** WHAT IS BEING ASKED **
How many lines of these entries include the string "image"? State the number alone.
-------
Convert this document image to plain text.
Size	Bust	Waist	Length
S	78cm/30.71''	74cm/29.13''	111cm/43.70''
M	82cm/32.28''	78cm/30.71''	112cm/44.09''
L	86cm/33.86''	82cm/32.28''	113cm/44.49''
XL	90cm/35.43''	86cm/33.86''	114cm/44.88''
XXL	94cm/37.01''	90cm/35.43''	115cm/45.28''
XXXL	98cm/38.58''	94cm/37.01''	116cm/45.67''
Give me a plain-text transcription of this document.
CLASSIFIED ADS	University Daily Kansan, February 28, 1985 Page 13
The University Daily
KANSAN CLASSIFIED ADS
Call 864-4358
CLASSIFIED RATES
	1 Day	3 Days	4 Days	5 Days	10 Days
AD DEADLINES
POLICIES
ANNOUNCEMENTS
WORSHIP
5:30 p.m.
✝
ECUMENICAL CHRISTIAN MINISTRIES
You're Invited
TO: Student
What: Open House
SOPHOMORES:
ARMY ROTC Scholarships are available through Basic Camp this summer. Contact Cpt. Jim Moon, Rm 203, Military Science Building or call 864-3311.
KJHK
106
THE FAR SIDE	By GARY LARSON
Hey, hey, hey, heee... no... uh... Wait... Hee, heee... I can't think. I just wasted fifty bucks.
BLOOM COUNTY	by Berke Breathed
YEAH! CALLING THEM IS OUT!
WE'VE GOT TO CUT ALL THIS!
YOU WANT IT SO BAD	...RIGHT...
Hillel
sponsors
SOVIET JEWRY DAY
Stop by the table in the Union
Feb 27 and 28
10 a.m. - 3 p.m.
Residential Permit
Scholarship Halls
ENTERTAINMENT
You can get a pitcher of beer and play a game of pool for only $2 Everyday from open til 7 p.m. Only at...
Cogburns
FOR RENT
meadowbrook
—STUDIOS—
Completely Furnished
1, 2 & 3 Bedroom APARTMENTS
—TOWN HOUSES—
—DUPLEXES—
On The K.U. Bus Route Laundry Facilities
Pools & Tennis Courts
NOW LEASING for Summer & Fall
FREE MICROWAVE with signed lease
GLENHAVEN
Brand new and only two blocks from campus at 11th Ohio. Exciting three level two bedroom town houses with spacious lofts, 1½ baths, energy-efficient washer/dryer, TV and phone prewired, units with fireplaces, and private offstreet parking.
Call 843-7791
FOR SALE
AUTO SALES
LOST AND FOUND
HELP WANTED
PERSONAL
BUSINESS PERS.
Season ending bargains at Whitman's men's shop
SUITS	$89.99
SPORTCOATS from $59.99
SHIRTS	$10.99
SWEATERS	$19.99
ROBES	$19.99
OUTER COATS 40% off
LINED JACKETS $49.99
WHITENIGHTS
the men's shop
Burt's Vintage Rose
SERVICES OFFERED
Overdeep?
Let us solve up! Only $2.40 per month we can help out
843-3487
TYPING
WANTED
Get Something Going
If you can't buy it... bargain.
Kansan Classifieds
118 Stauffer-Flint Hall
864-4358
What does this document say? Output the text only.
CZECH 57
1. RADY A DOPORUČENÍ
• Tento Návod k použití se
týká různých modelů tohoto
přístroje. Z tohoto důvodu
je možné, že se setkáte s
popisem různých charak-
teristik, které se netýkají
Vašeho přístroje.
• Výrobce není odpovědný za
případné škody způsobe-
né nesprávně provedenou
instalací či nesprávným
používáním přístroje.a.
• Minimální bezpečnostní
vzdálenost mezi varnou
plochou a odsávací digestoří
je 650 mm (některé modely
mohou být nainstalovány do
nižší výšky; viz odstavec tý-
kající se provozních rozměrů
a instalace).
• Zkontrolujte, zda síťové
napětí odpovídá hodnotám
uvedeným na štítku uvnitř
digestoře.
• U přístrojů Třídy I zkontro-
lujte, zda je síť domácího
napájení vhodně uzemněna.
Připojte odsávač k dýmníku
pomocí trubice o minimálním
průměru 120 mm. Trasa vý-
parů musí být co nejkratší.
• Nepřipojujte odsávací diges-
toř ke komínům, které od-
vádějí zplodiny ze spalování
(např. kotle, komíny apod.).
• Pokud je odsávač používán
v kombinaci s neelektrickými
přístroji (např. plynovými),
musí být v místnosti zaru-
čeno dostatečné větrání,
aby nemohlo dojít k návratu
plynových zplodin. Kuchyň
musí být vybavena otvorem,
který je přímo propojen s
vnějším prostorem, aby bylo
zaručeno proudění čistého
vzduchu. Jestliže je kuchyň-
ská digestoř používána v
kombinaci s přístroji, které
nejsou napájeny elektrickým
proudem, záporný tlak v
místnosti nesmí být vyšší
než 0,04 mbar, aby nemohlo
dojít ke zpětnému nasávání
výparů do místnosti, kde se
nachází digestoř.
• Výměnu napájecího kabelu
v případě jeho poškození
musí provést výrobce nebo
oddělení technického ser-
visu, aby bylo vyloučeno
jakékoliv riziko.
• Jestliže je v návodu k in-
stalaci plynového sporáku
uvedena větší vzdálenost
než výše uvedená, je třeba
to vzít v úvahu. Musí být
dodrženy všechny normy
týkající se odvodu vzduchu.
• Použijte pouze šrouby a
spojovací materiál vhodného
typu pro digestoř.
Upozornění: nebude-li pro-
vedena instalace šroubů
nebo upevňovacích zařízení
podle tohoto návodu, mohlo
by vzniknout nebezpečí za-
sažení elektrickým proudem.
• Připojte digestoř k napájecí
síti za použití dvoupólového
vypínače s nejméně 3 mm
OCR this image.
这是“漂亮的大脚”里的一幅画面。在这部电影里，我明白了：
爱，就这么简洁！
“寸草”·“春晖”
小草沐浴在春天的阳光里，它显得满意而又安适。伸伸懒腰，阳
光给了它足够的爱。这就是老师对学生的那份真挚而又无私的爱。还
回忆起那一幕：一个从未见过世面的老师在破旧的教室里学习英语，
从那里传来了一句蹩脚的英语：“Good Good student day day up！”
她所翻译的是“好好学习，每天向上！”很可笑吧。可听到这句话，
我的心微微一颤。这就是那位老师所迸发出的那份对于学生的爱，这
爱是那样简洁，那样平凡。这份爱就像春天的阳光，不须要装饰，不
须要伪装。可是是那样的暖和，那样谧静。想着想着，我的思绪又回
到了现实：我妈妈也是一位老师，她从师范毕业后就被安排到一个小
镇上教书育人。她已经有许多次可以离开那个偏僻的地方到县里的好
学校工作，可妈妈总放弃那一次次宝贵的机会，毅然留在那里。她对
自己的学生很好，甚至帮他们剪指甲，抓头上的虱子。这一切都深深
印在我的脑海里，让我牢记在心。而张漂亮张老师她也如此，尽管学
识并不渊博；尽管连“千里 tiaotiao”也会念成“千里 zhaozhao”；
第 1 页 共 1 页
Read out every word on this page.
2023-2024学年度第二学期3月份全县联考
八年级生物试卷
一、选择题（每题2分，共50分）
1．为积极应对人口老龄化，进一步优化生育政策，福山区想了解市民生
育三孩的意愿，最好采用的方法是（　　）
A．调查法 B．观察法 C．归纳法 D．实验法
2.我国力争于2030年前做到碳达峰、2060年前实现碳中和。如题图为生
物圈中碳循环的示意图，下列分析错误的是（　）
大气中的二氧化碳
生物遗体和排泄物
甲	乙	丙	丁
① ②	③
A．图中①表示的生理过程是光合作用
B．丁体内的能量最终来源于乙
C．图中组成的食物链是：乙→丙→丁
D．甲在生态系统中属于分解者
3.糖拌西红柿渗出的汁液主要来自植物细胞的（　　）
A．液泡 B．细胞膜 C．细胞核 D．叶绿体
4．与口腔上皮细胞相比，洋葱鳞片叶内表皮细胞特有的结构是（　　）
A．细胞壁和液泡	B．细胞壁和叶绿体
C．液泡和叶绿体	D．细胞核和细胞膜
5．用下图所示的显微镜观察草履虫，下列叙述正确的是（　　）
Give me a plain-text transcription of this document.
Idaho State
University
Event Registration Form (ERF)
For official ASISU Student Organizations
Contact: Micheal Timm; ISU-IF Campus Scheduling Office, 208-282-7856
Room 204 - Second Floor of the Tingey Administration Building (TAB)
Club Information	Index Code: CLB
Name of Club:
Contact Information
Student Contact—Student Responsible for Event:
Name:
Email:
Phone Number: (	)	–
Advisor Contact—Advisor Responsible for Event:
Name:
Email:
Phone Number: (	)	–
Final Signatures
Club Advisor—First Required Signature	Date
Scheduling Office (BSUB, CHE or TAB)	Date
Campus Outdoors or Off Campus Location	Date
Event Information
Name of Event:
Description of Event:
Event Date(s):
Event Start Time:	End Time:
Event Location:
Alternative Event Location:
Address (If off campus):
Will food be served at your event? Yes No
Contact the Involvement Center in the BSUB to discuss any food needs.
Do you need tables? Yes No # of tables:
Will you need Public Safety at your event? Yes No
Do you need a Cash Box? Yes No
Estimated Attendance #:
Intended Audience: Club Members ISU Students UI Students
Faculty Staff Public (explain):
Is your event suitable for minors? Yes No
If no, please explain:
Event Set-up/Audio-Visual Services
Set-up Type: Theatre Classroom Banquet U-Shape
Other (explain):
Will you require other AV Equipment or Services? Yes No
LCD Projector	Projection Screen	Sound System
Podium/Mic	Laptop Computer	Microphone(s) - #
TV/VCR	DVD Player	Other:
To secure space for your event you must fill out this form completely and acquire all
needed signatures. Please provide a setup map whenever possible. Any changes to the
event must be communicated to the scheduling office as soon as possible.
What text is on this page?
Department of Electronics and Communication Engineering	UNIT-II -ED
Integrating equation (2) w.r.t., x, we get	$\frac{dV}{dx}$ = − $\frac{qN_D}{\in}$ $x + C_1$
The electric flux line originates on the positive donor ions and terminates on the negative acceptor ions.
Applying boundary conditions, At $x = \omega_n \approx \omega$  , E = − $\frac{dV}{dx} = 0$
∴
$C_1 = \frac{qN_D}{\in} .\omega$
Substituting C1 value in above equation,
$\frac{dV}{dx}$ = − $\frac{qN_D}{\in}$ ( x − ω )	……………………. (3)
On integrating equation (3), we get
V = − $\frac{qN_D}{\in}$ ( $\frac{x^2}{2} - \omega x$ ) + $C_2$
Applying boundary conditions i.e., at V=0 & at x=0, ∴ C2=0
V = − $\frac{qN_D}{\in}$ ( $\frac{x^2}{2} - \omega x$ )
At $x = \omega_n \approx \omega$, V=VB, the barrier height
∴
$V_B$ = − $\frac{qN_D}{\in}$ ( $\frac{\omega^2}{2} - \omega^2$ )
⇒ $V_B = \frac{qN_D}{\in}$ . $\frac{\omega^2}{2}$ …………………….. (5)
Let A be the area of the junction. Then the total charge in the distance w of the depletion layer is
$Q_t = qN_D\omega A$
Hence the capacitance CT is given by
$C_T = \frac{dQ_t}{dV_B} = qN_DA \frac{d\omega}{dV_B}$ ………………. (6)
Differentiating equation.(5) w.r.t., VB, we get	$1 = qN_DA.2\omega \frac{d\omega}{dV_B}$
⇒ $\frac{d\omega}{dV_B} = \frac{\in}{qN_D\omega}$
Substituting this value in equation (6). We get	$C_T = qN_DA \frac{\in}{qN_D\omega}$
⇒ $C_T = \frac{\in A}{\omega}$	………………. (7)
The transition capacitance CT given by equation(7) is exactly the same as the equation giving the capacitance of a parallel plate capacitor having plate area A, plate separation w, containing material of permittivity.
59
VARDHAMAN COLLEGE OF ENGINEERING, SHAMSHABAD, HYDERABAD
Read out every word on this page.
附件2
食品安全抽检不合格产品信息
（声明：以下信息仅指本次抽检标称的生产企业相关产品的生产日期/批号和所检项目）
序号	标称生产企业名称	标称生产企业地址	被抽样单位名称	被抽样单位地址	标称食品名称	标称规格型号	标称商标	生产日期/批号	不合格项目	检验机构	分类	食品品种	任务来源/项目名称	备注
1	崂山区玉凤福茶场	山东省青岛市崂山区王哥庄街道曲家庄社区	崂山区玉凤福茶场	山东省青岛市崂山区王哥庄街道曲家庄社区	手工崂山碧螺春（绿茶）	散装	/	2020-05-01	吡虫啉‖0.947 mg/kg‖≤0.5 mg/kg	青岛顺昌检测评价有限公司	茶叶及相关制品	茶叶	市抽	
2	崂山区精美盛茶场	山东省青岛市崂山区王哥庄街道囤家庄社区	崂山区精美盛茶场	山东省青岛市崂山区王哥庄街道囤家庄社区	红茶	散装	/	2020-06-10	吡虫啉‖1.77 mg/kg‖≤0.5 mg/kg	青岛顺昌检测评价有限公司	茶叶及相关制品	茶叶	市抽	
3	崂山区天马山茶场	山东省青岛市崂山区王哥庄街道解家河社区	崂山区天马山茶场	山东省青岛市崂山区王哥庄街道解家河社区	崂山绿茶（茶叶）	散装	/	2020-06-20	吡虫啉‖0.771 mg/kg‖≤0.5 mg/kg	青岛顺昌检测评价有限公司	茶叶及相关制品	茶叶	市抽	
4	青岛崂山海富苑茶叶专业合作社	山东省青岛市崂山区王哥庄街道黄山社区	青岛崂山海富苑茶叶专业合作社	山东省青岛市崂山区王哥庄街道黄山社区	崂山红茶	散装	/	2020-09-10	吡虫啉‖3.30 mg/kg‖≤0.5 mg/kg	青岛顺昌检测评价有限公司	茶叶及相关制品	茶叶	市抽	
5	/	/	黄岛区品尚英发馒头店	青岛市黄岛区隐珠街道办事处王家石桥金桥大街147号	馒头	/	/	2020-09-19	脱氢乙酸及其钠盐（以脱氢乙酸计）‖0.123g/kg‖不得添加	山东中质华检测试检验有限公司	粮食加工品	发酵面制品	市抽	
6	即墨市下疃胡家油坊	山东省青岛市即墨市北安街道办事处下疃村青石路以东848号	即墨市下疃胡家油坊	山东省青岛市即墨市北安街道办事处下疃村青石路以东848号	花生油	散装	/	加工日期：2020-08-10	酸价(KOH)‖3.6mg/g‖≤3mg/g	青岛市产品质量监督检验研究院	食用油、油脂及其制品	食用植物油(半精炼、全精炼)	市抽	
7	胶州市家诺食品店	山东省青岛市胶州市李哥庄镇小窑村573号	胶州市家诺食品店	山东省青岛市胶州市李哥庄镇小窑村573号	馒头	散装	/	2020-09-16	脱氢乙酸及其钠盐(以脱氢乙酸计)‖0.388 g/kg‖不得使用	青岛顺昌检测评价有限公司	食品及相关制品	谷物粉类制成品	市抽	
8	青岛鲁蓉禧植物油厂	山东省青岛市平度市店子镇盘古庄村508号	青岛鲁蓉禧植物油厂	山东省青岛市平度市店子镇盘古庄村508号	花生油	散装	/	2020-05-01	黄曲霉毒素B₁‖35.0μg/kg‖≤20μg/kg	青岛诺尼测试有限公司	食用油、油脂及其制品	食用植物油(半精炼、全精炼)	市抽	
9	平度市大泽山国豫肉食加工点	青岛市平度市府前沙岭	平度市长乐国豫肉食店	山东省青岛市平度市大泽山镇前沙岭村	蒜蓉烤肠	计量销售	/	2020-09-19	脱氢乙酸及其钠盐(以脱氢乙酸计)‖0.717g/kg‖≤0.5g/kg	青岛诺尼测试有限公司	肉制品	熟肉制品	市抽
-------
** IN RESPONSE **
2